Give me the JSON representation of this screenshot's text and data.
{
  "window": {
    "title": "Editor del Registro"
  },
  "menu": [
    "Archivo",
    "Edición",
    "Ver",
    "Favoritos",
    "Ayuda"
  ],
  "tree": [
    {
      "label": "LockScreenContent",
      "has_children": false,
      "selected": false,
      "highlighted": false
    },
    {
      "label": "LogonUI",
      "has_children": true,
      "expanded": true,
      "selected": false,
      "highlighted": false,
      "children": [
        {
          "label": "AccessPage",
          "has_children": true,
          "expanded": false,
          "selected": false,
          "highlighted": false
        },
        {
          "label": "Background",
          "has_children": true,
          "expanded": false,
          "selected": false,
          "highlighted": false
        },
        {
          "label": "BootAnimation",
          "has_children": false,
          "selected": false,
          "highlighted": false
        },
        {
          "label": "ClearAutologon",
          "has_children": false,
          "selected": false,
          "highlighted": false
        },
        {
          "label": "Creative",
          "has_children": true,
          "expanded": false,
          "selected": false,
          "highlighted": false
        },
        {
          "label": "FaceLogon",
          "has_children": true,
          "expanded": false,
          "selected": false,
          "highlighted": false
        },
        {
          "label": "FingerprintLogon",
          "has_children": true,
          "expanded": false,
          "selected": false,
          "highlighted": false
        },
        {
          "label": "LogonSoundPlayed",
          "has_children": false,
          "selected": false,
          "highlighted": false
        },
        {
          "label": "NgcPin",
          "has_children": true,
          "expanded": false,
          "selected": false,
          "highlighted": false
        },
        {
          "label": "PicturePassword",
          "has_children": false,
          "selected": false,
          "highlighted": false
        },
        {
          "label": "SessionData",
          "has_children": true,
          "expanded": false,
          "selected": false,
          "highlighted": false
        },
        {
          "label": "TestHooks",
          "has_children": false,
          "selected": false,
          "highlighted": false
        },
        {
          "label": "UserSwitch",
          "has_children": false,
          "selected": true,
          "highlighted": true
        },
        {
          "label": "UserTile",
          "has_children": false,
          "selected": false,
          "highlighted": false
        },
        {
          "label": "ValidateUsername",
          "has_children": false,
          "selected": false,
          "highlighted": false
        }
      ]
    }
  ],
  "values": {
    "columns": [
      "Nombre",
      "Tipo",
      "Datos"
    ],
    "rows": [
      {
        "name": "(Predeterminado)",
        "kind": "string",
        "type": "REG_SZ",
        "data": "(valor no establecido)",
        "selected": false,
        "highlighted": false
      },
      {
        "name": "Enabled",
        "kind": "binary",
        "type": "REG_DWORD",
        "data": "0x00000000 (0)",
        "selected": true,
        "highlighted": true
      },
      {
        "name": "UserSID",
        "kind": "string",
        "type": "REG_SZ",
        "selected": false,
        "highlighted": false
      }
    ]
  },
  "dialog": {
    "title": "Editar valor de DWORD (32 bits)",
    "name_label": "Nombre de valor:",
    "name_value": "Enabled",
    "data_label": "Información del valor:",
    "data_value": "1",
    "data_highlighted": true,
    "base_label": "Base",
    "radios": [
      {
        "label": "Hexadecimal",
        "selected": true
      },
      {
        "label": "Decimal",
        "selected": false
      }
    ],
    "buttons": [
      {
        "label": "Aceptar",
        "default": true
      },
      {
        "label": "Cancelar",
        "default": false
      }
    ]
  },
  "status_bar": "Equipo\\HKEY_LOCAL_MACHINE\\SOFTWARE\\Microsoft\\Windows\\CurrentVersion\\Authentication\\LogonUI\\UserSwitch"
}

+ + + +

▶ _Your task_
Nothing should be left out: return all of the records exactly.

▶ _Complete response_
Give me the JSON representation of this screenshot's text and data.
{
  "window": {
    "title": "Editor del Registro"
  },
  "menu": [
    "Archivo",
    "Edición",
    "Ver",
    "Favoritos",
    "Ayuda"
  ],
  "tree": [
    {
      "label": "LockScreenContent",
      "has_children": false,
      "selected": false,
      "highlighted": false
    },
    {
      "label": "LogonUI",
      "has_children": true,
      "expanded": true,
      "selected": false,
      "highlighted": false,
      "children": [
        {
          "label": "AccessPage",
          "has_children": true,
          "expanded": false,
          "selected": false,
          "highlighted": false
        },
        {
          "label": "Background",
          "has_children": true,
          "expanded": false,
          "selected": false,
          "highlighted": false
        },
        {
          "label": "BootAnimation",
          "has_children": false,
          "selected": false,
          "highlighted": false
        },
        {
          "label": "ClearAutologon",
          "has_children": false,
          "selected": false,
          "highlighted": false
        },
        {
          "label": "Creative",
          "has_children": true,
          "expanded": false,
          "selected": false,
          "highlighted": false
        },
        {
          "label": "FaceLogon",
          "has_children": true,
          "expanded": false,
          "selected": false,
          "highlighted": false
        },
        {
          "label": "FingerprintLogon",
          "has_children": true,
          "expanded": false,
          "selected": false,
          "highlighted": false
        },
        {
          "label": "LogonSoundPlayed",
          "has_children": false,
          "selected": false,
          "highlighted": false
        },
        {
          "label": "NgcPin",
          "has_children": true,
          "expanded": false,
          "selected": false,
          "highlighted": false
        },
        {
          "label": "PicturePassword",
          "has_children": false,
          "selected": false,
          "highlighted": false
        },
        {
          "label": "SessionData",
          "has_children": true,
          "expanded": false,
          "selected": false,
          "highlighted": false
        },
        {
          "label": "TestHooks",
          "has_children": false,
          "selected": false,
          "highlighted": false
        },
        {
          "label": "UserSwitch",
          "has_children": false,
          "selected": true,
          "highlighted": true
        },
        {
          "label": "UserTile",
          "has_children": false,
          "selected": false,
          "highlighted": false
        },
        {
          "label": "ValidateUsername",
          "has_children": false,
          "selected": false,
          "highlighted": false
        }
      ]
    }
  ],
  "values": {
    "columns": [
      "Nombre",
      "Tipo",
      "Datos"
    ],
    "rows": [
      {
        "name": "(Predeterminado)",
        "kind": "string",
        "type": "REG_SZ",
        "data": "(valor no establecido)",
        "selected": false,
        "highlighted": false
      },
      {
        "name": "Enabled",
        "kind": "binary",
        "type": "REG_DWORD",
        "data": "0x00000000 (0)",
        "selected": true,
        "highlighted": true
      },
      {
        "name": "UserSID",
        "kind": "string",
        "type": "REG_SZ",
        "selected": false,
        "highlighted": false
      }
    ]
  },
  "dialog": {
    "title": "Editar valor de DWORD (32 bits)",
    "name_label": "Nombre de valor:",
    "name_value": "Enabled",
    "data_label": "Información del valor:",
    "data_value": "1",
    "data_highlighted": true,
    "base_label": "Base",
    "radios": [
      {
        "label": "Hexadecimal",
        "selected": true
      },
      {
        "label": "Decimal",
        "selected": false
      }
    ],
    "buttons": [
      {
        "label": "Aceptar",
        "default": true
      },
      {
        "label": "Cancelar",
        "default": false
      }
    ]
  },
  "status_bar": "Equipo\\HKEY_LOCAL_MACHINE\\SOFTWARE\\Microsoft\\Windows\\CurrentVersion\\Authentication\\LogonUI\\UserSwitch"
}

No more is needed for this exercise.